Of the entries that follow, how many lines hold the string "Demographics"? Write the number and nothing more.

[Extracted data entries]

:::

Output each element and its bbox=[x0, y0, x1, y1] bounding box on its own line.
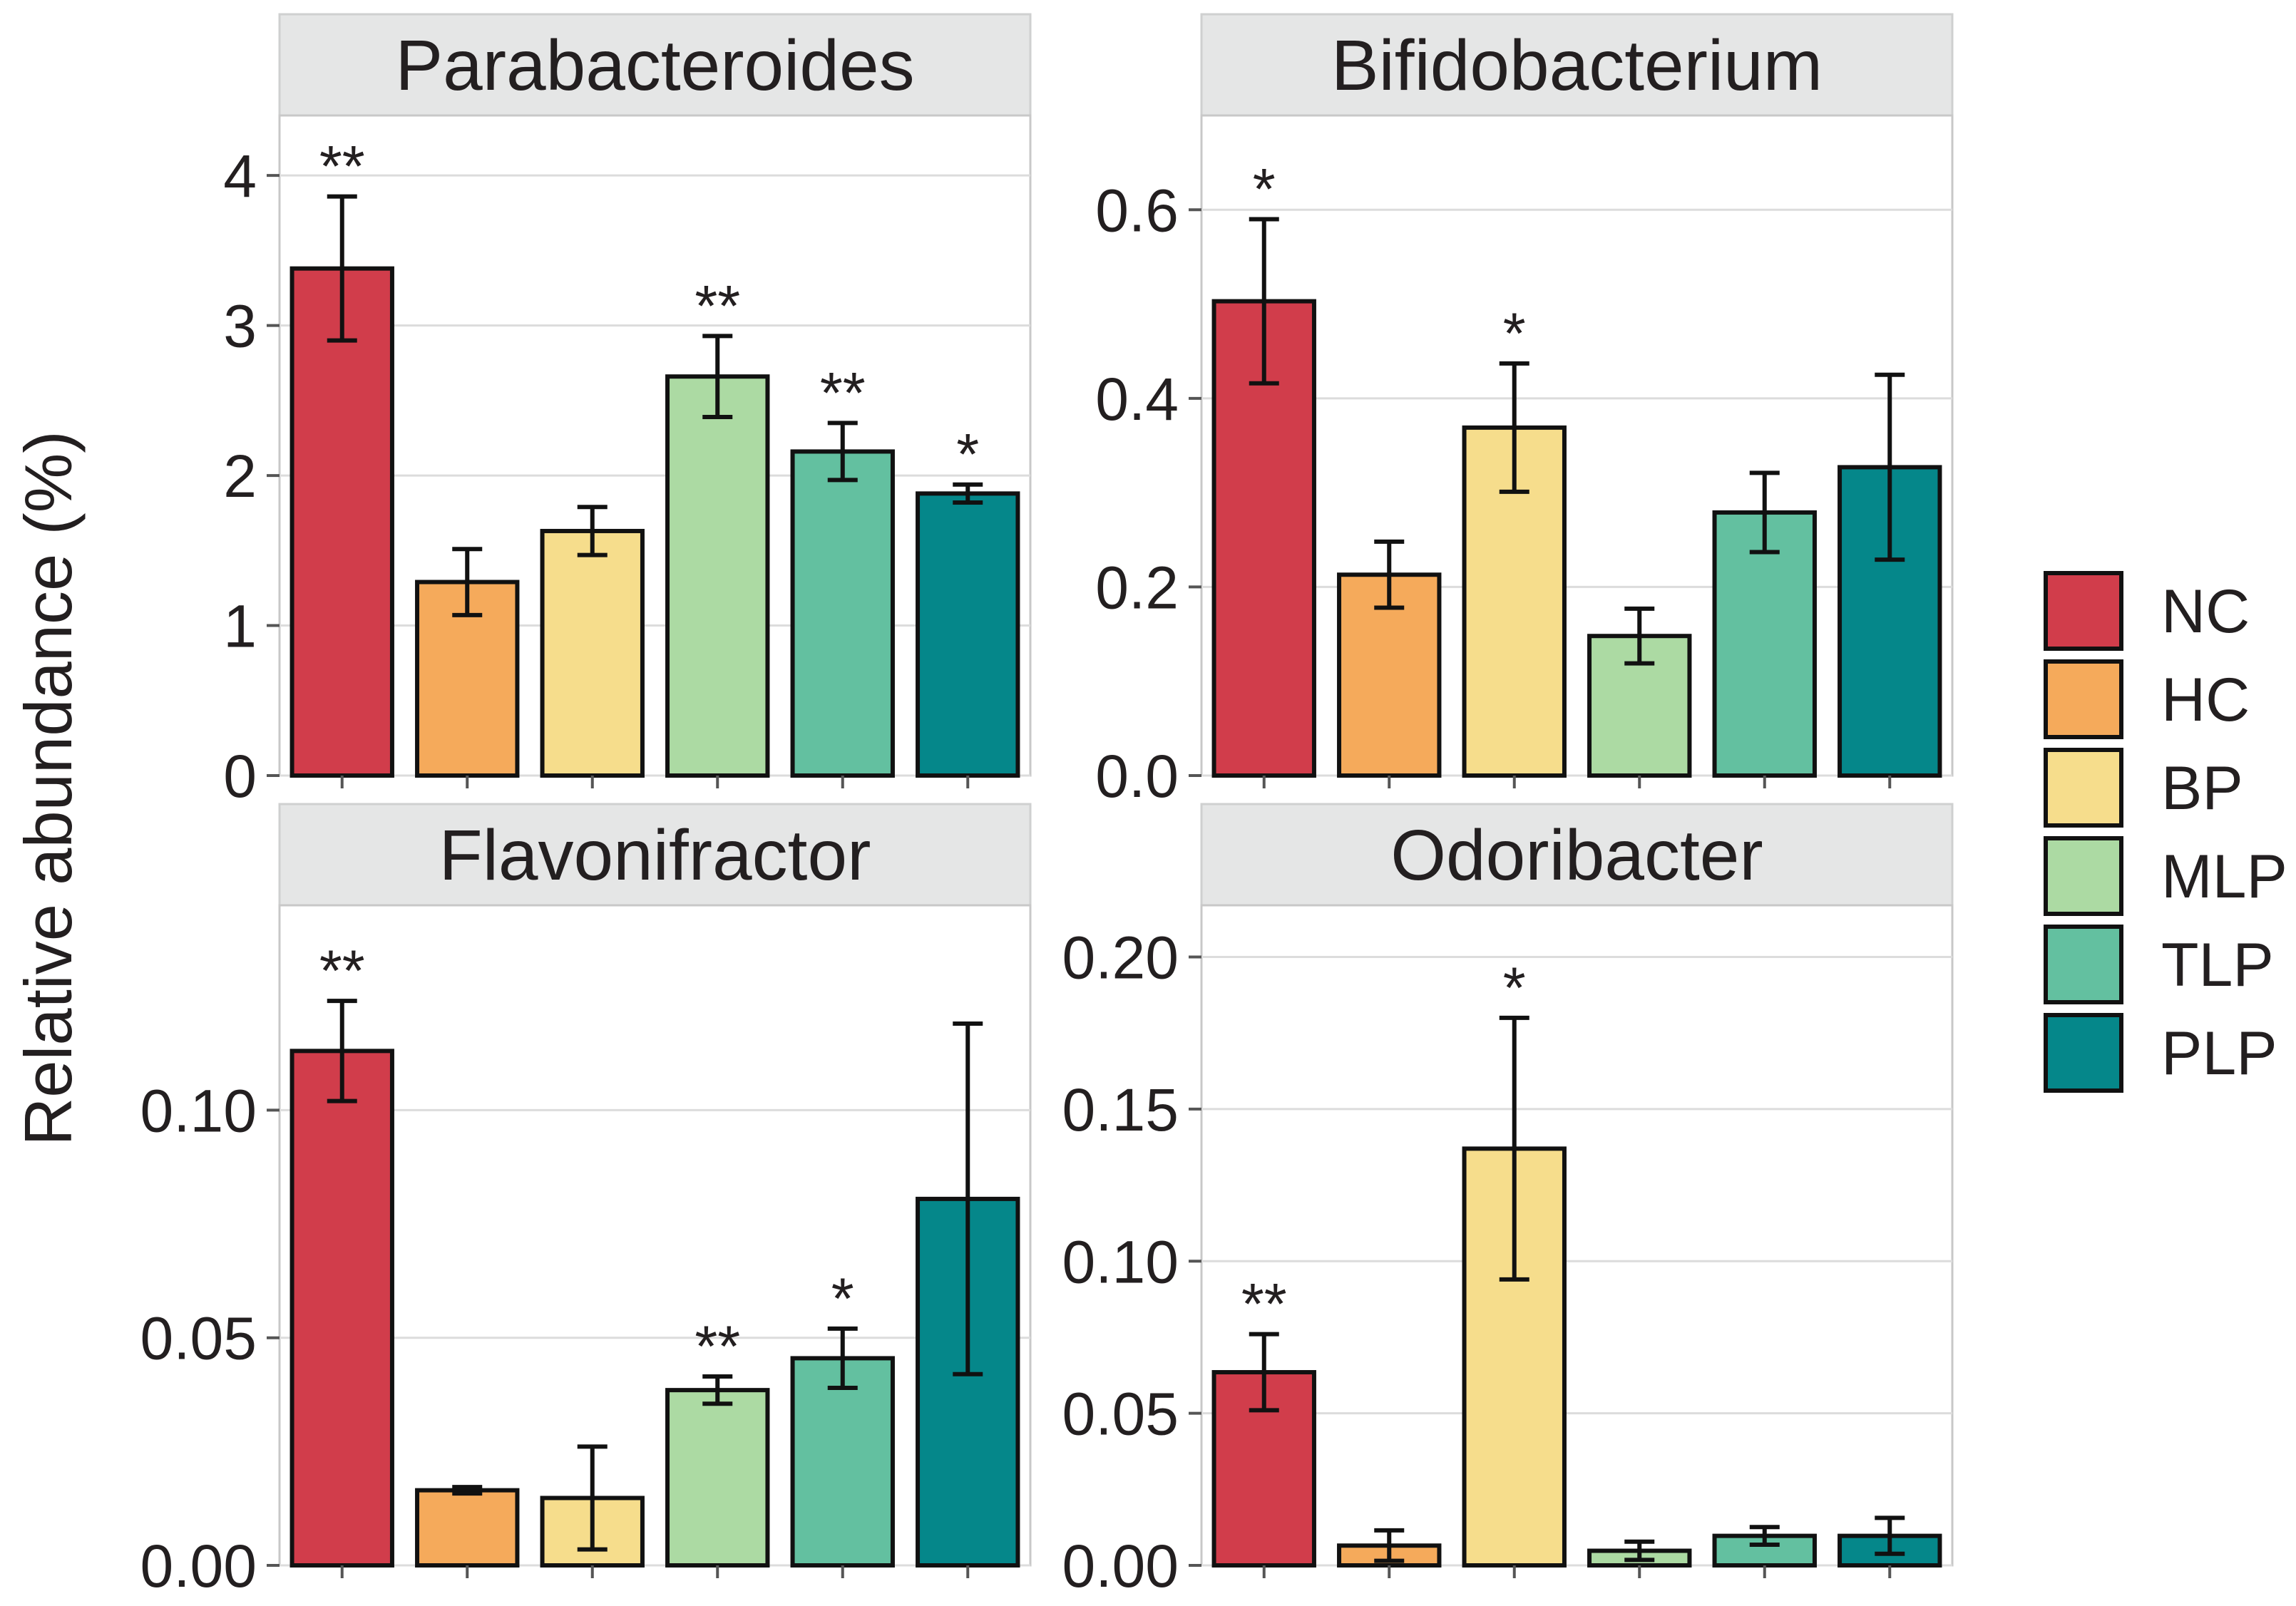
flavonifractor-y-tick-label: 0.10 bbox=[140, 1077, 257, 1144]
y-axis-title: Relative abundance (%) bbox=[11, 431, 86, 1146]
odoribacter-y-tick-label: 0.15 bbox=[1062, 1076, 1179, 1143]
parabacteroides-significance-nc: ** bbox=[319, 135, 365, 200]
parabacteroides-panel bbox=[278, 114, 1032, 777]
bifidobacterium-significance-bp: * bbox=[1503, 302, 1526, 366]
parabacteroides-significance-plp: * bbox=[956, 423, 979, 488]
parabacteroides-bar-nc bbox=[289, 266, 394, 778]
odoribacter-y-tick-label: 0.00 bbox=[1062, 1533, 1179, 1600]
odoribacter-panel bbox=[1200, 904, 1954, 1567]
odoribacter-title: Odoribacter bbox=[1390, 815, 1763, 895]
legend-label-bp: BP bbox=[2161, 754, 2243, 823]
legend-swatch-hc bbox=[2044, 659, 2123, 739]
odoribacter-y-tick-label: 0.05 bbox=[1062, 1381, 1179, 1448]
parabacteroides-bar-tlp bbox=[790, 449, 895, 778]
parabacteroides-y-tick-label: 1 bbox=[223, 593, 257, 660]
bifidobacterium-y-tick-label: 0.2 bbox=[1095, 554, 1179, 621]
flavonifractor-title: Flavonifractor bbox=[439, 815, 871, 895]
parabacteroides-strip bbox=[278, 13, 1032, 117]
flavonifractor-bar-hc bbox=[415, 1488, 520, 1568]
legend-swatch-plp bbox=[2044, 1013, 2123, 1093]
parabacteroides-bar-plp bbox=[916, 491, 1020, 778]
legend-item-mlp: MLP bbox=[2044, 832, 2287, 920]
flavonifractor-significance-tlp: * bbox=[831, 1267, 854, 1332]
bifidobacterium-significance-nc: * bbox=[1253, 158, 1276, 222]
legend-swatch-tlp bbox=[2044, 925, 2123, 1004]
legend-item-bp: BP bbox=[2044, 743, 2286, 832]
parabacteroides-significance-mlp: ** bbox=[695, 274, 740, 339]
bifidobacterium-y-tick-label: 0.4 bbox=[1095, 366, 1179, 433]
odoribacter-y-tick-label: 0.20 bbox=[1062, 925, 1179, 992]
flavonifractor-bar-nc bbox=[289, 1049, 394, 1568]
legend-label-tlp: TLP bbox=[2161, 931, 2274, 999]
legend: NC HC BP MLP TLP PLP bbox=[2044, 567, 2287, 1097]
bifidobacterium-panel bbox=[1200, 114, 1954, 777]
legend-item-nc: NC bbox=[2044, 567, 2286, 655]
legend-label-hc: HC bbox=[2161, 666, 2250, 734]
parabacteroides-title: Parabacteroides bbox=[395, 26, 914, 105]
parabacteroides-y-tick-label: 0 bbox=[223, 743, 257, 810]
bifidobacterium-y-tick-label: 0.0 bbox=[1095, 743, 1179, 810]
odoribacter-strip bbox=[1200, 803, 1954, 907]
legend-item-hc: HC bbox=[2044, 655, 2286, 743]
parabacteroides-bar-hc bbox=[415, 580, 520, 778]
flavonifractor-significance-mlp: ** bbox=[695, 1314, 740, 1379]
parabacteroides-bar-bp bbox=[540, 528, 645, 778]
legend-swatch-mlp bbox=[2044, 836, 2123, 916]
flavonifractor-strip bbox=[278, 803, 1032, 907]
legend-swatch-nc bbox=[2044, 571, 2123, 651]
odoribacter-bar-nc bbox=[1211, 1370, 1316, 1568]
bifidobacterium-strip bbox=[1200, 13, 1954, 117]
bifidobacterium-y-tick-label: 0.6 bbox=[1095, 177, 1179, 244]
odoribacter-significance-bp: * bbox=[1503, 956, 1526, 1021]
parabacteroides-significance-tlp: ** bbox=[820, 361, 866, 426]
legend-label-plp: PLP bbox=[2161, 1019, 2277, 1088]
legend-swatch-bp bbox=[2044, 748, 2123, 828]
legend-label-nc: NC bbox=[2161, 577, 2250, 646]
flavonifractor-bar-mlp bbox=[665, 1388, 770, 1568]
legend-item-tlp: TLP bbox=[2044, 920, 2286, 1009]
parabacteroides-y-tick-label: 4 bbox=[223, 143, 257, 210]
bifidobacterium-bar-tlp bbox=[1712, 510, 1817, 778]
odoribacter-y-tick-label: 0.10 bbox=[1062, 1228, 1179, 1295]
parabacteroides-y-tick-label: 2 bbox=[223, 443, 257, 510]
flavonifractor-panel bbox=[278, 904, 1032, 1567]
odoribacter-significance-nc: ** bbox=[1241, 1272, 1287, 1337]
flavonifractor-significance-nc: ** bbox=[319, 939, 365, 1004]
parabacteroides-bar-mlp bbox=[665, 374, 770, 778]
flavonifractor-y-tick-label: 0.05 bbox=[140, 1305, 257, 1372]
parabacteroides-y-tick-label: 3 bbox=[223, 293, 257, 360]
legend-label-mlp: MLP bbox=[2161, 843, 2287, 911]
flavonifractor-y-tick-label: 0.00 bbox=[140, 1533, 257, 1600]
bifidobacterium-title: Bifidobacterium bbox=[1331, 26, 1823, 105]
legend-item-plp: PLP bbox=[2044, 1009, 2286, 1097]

:::

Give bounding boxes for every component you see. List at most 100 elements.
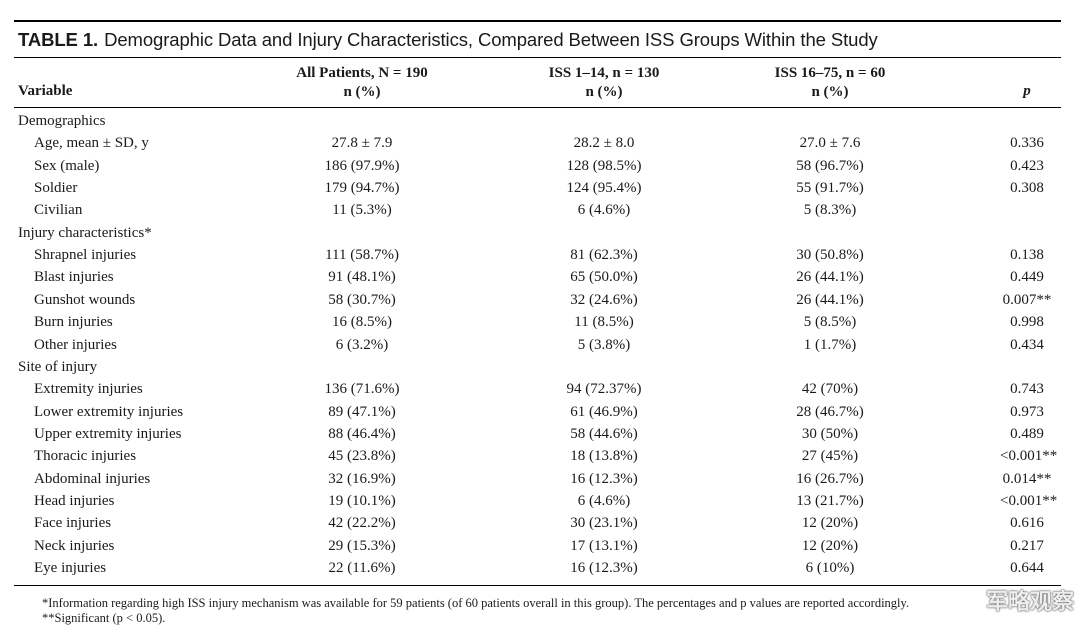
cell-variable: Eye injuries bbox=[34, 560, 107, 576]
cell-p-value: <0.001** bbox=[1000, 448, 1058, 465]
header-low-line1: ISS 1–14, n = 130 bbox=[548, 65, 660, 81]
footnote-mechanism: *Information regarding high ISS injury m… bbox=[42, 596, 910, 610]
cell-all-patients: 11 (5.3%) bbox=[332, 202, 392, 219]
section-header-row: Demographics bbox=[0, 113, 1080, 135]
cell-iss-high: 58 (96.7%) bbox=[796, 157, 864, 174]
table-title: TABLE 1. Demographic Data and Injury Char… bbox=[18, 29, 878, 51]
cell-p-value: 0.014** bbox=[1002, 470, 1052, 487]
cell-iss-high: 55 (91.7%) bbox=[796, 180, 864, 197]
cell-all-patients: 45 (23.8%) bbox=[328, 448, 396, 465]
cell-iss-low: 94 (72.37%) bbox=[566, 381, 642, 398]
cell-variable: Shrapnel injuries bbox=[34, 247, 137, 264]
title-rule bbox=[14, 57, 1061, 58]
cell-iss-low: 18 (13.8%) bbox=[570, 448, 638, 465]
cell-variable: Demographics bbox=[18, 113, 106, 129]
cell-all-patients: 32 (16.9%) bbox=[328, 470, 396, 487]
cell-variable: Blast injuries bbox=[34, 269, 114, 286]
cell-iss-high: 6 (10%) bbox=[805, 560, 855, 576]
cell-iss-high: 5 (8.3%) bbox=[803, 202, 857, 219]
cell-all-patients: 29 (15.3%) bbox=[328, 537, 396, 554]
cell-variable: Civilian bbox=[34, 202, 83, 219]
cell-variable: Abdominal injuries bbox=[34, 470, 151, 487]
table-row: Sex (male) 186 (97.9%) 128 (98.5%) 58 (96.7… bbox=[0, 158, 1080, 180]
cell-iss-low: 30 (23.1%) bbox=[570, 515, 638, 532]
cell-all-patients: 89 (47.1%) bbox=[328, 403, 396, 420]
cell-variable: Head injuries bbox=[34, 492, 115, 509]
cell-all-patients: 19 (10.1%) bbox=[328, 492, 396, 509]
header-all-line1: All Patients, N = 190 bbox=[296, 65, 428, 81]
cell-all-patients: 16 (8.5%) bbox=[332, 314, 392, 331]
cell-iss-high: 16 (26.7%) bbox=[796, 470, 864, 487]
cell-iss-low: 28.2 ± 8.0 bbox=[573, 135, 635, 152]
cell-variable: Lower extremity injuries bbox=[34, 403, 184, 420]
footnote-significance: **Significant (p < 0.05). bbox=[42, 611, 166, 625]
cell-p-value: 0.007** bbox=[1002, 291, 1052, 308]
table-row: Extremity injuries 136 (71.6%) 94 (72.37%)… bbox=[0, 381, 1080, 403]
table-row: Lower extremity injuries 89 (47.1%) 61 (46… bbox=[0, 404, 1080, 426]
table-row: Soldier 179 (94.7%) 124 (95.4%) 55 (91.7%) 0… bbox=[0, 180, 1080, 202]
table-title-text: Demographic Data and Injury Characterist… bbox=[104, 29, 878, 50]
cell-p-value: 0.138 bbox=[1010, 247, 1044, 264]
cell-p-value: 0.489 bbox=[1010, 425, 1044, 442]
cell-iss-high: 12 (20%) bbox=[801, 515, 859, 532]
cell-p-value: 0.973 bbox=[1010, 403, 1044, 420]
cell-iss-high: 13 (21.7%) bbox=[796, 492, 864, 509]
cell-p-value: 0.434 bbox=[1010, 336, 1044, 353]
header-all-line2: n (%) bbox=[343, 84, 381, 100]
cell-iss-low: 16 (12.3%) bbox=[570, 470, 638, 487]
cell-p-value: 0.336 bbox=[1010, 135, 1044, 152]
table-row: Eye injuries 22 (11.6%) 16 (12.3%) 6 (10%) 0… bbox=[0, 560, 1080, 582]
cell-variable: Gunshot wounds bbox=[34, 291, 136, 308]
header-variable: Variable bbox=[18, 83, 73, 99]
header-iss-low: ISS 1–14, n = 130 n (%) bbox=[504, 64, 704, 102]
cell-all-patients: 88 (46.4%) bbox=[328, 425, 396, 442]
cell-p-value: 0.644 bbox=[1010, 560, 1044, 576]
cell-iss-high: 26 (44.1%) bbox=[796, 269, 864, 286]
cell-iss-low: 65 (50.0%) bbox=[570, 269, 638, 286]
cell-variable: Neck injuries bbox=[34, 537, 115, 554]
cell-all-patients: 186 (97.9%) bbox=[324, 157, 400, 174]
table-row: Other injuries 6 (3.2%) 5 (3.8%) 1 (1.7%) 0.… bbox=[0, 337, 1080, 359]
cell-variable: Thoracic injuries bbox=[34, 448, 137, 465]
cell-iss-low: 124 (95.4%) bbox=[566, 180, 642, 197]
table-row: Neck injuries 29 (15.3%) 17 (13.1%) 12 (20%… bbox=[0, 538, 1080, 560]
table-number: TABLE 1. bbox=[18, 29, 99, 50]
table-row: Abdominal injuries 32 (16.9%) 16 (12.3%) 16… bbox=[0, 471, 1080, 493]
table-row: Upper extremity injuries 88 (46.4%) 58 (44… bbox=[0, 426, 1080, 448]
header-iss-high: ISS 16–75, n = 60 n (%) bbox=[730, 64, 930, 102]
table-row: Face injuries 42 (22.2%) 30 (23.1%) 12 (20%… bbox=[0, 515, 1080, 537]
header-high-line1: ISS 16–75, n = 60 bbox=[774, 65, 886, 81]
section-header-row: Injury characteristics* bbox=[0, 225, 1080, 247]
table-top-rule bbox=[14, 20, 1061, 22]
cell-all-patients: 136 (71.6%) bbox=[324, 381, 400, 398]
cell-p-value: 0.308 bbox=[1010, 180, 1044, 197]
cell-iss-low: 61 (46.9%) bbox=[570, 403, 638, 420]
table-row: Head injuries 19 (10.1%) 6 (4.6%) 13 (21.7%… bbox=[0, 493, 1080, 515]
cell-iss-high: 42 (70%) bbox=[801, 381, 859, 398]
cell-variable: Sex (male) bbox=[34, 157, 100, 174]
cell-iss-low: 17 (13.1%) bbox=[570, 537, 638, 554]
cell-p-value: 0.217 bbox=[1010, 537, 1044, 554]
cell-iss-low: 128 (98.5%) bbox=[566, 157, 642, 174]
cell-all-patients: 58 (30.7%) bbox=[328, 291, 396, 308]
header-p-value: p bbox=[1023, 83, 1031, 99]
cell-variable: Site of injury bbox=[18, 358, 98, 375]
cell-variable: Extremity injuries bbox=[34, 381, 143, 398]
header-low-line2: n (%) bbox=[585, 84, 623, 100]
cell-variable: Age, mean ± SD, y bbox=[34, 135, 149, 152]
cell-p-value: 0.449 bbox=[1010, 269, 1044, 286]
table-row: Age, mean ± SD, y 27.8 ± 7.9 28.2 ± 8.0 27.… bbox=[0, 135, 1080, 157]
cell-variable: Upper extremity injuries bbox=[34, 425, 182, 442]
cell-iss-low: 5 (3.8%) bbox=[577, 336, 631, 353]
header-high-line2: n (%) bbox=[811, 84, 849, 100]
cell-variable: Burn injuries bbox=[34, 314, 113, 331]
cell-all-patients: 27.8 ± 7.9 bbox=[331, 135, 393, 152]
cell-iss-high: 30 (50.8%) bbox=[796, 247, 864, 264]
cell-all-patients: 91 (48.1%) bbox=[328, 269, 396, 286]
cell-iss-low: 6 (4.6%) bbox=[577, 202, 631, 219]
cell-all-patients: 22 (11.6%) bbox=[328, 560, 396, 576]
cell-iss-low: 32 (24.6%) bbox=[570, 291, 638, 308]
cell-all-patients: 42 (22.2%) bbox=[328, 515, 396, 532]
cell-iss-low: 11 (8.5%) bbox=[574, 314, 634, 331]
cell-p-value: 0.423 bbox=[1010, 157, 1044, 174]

:::

## SOLVED EXERCISE
2